DATA ROWS
---+---
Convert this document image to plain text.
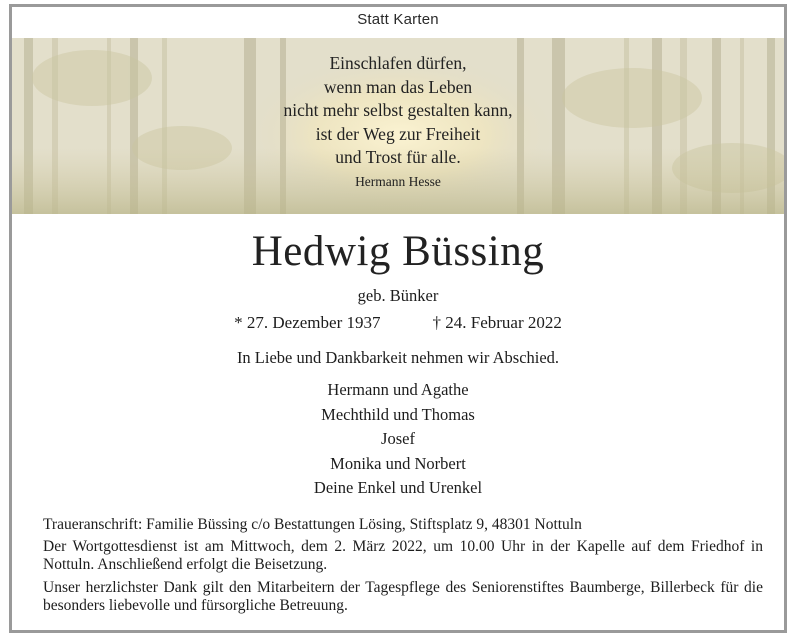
Statt Karten
Einschlafen dürfen,
wenn man das Leben
nicht mehr selbst gestalten kann,
ist der Weg zur Freiheit
und Trost für alle.
Hermann Hesse
Hedwig Büssing
geb. Bünker
* 27. Dezember 1937	† 24. Februar 2022
In Liebe und Dankbarkeit nehmen wir Abschied.
Hermann und Agathe
Mechthild und Thomas
Josef
Monika und Norbert
Deine Enkel und Urenkel

Traueranschrift: Familie Büssing c/o Bestattungen Lösing, Stiftsplatz 9, 48301 Nottuln

Der Wortgottesdienst ist am Mittwoch, dem 2. März 2022, um 10.00 Uhr in der Kapelle auf dem Friedhof in Nottuln. Anschließend erfolgt die Beisetzung.

Unser herzlichster Dank gilt den Mitarbeitern der Tagespflege des Seniorenstiftes Baumberge, Billerbeck für die besonders liebevolle und fürsorgliche Betreuung.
---+---
WHAT THIS TASK INVOLVES
Repeat each entry precisely as it appears. Leave the pictures out.

OUTPUT
Convert this document image to plain text.
Statt Karten
Einschlafen dürfen,
wenn man das Leben
nicht mehr selbst gestalten kann,
ist der Weg zur Freiheit
und Trost für alle.
Hermann Hesse
Hedwig Büssing
geb. Bünker
* 27. Dezember 1937	† 24. Februar 2022
In Liebe und Dankbarkeit nehmen wir Abschied.
Hermann und Agathe
Mechthild und Thomas
Josef
Monika und Norbert
Deine Enkel und Urenkel

Traueranschrift: Familie Büssing c/o Bestattungen Lösing, Stiftsplatz 9, 48301 Nottuln

Der Wortgottesdienst ist am Mittwoch, dem 2. März 2022, um 10.00 Uhr in der Kapelle auf dem Friedhof in Nottuln. Anschließend erfolgt die Beisetzung.

Unser herzlichster Dank gilt den Mitarbeitern der Tagespflege des Seniorenstiftes Baumberge, Billerbeck für die besonders liebevolle und fürsorgliche Betreuung.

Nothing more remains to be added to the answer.